◆ WRITTEN INSTRUCTION 1
According to the database replication thread, which PostgreSQL version will bring more complete built-in replication support?

◇ ◇ ◇ ◇ ◇

Some questions I would have are:
Is replication built in, or an add-on/plugin?
How does the replication work (high-level)? MySQL provides statement-based replication (and row-based replication in 5.1). I'm interested in how other databases compare. What gets shipped over the wire? How do changes get applied to the replicas?
Is it easy to check consistency between master and slaves?
How easy is it to get a failed replica back in sync with the master?
Performance? One thing I hate about MySQL replication is that it's single-threaded, and replicas often have trouble keeping up, since the master can be running many updates in parallel, but the replicas have to run them serially. Are there any gotchas like this in other databases?
Any other interesting features...
MySQL's replication is weak inasmuch as one needs to sacrifice other functionality to get full master/master support (due to the restriction on supported backends).
PostgreSQL's replication is weak inasmuch as only master/standby is supported built-in (using log shipping); more powerful solutions (such as Slony or Londiste) require add-on functionality. Archive log segments are shipped over the wire, which are the same records used to make sure that a standalone database is in working, consistent state on unclean startup. This is what I'm using presently, and we have resynchronization (and setup, and other functionality) fully automated. None of these approaches are fully synchronous. More complete support will be built in as of PostgreSQL 8.5. Log shipping does not allow databases to come out of synchronization, so there is no need for processes to test the synchronized status; bringing the two databases back into sync involves setting the backup flag on the master, rsyncing to the slave (with the database still runnning; this is safe), and unsetting the backup flag (and restarting the slave process) with the archive logs generated during the backup process available; my shop has this process (like all other administration tasks) automated. Performance is a nonissue, since the master has to replay the log segments internally anyhow in addition to doing other work; thus, the slaves will always be under less load than the master.
Oracle's RAC (which isn't properly replication, as there's only one storage backend -- but you have multiple frontends sharing the load, and can build redundancy into that shared storage backend itself, so it's worthy of mention here) is a multi-master approach far more comprehensive than other solutions, but is extremely expensive. Database contents aren't "shipped over the wire"; instead, they're stored to the shared backend, which all the systems involved can access. Because there is only one backend, the systems cannot come out of sync.
Continuent offers a third-party solution which does fully synchronous statement-level replication with support for all three of the above databases; however, the commercially supported version of their product isn't particularly cheap (though vastly less expensive. Last time I administered it, Continuent's solution required manual intervention for bringing a cluster back into sync.
I have some experience with MS-SQL 2005 (publisher) and SQLEXPRESS (subscribers) with overseas merge replication. Here are my comments:
1 - Is replication built in, or an add-on/plugin?
Built in
2 - How does the replication work
(high-level)?

◇ ◇ ◇ ◇ ◇

◆ WRITTEN INSTRUCTION 2
In the rows, from the first line through the line containing "quick-action[interactable]: Create an", swap "Team Availability" for "Staff Availability" and give only those lines, with nothing else changed.

◇ ◇ ◇ ◇ ◇

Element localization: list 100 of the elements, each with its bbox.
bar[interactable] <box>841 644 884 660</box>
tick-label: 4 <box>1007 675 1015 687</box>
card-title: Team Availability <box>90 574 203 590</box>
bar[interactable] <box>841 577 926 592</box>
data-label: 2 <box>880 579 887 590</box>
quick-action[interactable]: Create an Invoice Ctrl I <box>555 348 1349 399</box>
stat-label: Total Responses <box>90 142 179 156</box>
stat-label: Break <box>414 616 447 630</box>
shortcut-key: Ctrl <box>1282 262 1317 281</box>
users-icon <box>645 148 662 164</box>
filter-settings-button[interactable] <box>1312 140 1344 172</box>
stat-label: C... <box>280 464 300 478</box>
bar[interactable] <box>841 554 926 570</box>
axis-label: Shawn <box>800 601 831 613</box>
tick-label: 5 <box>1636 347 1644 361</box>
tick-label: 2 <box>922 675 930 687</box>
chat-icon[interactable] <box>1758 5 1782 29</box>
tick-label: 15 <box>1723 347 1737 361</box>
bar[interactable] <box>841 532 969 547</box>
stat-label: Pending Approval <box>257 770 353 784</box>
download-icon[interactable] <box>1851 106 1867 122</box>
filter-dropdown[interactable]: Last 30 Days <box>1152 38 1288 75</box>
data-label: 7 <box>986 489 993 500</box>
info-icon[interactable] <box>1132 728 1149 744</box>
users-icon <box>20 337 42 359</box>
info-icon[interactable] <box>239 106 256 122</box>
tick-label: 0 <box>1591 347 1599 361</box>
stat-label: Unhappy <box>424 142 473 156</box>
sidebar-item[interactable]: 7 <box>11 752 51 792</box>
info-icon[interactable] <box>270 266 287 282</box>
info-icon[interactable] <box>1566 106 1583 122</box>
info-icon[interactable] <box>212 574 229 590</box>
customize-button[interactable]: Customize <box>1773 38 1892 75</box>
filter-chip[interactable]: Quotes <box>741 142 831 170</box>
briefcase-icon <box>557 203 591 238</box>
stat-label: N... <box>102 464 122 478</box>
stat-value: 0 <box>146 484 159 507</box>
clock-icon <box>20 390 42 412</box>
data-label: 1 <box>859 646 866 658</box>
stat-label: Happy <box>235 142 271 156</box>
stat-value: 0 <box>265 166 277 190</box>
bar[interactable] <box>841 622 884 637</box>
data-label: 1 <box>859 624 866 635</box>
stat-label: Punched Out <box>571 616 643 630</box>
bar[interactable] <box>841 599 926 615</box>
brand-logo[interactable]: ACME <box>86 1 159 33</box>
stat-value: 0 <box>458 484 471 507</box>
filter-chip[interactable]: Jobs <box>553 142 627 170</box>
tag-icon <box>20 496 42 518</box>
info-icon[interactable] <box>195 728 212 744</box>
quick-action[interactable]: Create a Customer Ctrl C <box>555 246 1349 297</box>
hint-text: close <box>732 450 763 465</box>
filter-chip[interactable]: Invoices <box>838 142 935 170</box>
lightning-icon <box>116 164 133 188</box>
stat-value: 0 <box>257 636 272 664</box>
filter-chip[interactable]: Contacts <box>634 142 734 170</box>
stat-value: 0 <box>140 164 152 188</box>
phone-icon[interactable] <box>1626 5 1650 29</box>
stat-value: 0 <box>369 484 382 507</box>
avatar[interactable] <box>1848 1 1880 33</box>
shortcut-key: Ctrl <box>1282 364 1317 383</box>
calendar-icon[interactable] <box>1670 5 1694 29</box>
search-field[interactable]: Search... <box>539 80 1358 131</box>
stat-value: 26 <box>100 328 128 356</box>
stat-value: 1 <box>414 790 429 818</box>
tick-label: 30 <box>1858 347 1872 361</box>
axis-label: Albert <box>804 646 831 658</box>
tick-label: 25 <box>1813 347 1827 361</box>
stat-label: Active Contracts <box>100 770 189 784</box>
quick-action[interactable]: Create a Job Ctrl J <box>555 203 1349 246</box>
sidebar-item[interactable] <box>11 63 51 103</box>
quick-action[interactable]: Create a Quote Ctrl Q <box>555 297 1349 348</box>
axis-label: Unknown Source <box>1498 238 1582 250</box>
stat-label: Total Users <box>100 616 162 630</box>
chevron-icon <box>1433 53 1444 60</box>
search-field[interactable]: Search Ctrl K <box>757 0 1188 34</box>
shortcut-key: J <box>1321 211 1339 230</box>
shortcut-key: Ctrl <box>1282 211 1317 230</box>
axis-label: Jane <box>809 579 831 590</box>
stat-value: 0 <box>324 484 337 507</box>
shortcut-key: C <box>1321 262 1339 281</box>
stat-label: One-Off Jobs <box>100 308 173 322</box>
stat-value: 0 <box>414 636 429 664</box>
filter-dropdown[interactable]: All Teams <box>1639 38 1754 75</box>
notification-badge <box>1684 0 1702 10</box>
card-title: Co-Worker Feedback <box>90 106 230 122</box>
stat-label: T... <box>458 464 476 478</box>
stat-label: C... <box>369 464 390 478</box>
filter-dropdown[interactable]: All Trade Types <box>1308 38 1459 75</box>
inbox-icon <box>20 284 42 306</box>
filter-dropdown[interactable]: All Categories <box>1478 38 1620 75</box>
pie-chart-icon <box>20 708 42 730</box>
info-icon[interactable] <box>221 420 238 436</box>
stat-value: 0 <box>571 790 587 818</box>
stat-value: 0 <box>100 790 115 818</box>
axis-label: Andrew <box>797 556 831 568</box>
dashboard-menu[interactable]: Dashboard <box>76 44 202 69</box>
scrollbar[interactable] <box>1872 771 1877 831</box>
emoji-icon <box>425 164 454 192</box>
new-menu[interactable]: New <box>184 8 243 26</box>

◇ ◇ ◇ ◇ ◇

◆ TASK ANSWER 1
PostgreSQL 8.5

◆ TASK ANSWER 2
Element localization: list 100 of the elements, each with its bbox.
bar[interactable] <box>841 644 884 660</box>
tick-label: 4 <box>1007 675 1015 687</box>
card-title: Staff Availability <box>90 574 203 590</box>
bar[interactable] <box>841 577 926 592</box>
data-label: 2 <box>880 579 887 590</box>
quick-action[interactable]: Create an Invoice Ctrl I <box>555 348 1349 399</box>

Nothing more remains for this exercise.